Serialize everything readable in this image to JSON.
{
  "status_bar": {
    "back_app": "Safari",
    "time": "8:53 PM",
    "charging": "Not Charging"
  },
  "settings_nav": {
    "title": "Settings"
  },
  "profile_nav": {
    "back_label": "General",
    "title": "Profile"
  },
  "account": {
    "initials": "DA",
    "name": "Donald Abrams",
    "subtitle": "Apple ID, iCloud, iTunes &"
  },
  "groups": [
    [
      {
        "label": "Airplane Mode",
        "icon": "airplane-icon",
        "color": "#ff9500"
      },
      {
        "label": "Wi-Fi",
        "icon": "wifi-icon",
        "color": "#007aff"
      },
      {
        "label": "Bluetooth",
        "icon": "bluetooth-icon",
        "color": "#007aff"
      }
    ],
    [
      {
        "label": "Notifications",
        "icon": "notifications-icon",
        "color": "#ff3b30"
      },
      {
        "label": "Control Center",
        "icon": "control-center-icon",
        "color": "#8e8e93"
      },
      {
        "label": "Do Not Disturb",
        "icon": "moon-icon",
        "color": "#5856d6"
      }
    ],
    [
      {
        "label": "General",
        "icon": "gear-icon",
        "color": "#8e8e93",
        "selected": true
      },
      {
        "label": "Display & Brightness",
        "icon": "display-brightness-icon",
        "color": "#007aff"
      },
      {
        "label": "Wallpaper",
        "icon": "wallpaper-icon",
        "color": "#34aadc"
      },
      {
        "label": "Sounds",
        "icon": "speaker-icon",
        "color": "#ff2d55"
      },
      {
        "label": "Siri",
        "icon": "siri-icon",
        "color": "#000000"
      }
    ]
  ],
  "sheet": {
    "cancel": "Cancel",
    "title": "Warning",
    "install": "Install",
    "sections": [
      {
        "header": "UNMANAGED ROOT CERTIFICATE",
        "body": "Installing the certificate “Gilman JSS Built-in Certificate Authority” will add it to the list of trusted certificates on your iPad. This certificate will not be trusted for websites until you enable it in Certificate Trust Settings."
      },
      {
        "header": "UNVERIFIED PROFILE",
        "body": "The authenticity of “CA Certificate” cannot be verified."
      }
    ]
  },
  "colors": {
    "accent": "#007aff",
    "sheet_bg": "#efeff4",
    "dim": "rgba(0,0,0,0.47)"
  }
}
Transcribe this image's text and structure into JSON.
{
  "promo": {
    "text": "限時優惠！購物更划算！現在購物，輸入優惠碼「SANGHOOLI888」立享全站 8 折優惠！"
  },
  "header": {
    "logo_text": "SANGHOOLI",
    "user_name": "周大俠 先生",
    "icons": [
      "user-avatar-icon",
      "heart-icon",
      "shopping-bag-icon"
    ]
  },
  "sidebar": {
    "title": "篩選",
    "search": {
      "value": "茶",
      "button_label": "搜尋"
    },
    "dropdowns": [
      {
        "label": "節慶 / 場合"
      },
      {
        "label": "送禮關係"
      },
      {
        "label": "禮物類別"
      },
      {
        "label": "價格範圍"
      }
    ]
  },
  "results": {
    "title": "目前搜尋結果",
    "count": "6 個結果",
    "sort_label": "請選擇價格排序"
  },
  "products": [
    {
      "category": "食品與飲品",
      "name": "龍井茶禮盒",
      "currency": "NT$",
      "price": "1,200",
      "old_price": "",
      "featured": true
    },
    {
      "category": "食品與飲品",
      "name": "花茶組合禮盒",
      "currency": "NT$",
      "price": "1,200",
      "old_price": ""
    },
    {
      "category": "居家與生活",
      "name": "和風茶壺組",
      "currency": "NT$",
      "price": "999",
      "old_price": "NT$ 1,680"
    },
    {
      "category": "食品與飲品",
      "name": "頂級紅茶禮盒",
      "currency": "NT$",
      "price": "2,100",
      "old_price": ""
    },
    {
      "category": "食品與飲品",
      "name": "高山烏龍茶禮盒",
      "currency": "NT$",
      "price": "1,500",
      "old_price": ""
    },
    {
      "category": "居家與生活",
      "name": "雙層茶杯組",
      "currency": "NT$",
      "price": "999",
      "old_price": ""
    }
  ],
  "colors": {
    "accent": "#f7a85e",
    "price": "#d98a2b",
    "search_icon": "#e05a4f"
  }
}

*****

Recite the full listing above exactly.

Answer to the problem:
Serialize everything readable in this image to JSON.
{
  "status_bar": {
    "back_app": "Safari",
    "time": "8:53 PM",
    "charging": "Not Charging"
  },
  "settings_nav": {
    "title": "Settings"
  },
  "profile_nav": {
    "back_label": "General",
    "title": "Profile"
  },
  "account": {
    "initials": "DA",
    "name": "Donald Abrams",
    "subtitle": "Apple ID, iCloud, iTunes &"
  },
  "groups": [
    [
      {
        "label": "Airplane Mode",
        "icon": "airplane-icon",
        "color": "#ff9500"
      },
      {
        "label": "Wi-Fi",
        "icon": "wifi-icon",
        "color": "#007aff"
      },
      {
        "label": "Bluetooth",
        "icon": "bluetooth-icon",
        "color": "#007aff"
      }
    ],
    [
      {
        "label": "Notifications",
        "icon": "notifications-icon",
        "color": "#ff3b30"
      },
      {
        "label": "Control Center",
        "icon": "control-center-icon",
        "color": "#8e8e93"
      },
      {
        "label": "Do Not Disturb",
        "icon": "moon-icon",
        "color": "#5856d6"
      }
    ],
    [
      {
        "label": "General",
        "icon": "gear-icon",
        "color": "#8e8e93",
        "selected": true
      },
      {
        "label": "Display & Brightness",
        "icon": "display-brightness-icon",
        "color": "#007aff"
      },
      {
        "label": "Wallpaper",
        "icon": "wallpaper-icon",
        "color": "#34aadc"
      },
      {
        "label": "Sounds",
        "icon": "speaker-icon",
        "color": "#ff2d55"
      },
      {
        "label": "Siri",
        "icon": "siri-icon",
        "color": "#000000"
      }
    ]
  ],
  "sheet": {
    "cancel": "Cancel",
    "title": "Warning",
    "install": "Install",
    "sections": [
      {
        "header": "UNMANAGED ROOT CERTIFICATE",
        "body": "Installing the certificate “Gilman JSS Built-in Certificate Authority” will add it to the list of trusted certificates on your iPad. This certificate will not be trusted for websites until you enable it in Certificate Trust Settings."
      },
      {
        "header": "UNVERIFIED PROFILE",
        "body": "The authenticity of “CA Certificate” cannot be verified."
      }
    ]
  },
  "colors": {
    "accent": "#007aff",
    "sheet_bg": "#efeff4",
    "dim": "rgba(0,0,0,0.47)"
  }
}
Transcribe this image's text and structure into JSON.
{
  "promo": {
    "text": "限時優惠！購物更划算！現在購物，輸入優惠碼「SANGHOOLI888」立享全站 8 折優惠！"
  },
  "header": {
    "logo_text": "SANGHOOLI",
    "user_name": "周大俠 先生",
    "icons": [
      "user-avatar-icon",
      "heart-icon",
      "shopping-bag-icon"
    ]
  },
  "sidebar": {
    "title": "篩選",
    "search": {
      "value": "茶",
      "button_label": "搜尋"
    },
    "dropdowns": [
      {
        "label": "節慶 / 場合"
      },
      {
        "label": "送禮關係"
      },
      {
        "label": "禮物類別"
      },
      {
        "label": "價格範圍"
      }
    ]
  },
  "results": {
    "title": "目前搜尋結果",
    "count": "6 個結果",
    "sort_label": "請選擇價格排序"
  },
  "products": [
    {
      "category": "食品與飲品",
      "name": "龍井茶禮盒",
      "currency": "NT$",
      "price": "1,200",
      "old_price": "",
      "featured": true
    },
    {
      "category": "食品與飲品",
      "name": "花茶組合禮盒",
      "currency": "NT$",
      "price": "1,200",
      "old_price": ""
    },
    {
      "category": "居家與生活",
      "name": "和風茶壺組",
      "currency": "NT$",
      "price": "999",
      "old_price": "NT$ 1,680"
    },
    {
      "category": "食品與飲品",
      "name": "頂級紅茶禮盒",
      "currency": "NT$",
      "price": "2,100",
      "old_price": ""
    },
    {
      "category": "食品與飲品",
      "name": "高山烏龍茶禮盒",
      "currency": "NT$",
      "price": "1,500",
      "old_price": ""
    },
    {
      "category": "居家與生活",
      "name": "雙層茶杯組",
      "currency": "NT$",
      "price": "999",
      "old_price": ""
    }
  ],
  "colors": {
    "accent": "#f7a85e",
    "price": "#d98a2b",
    "search_icon": "#e05a4f"
  }
}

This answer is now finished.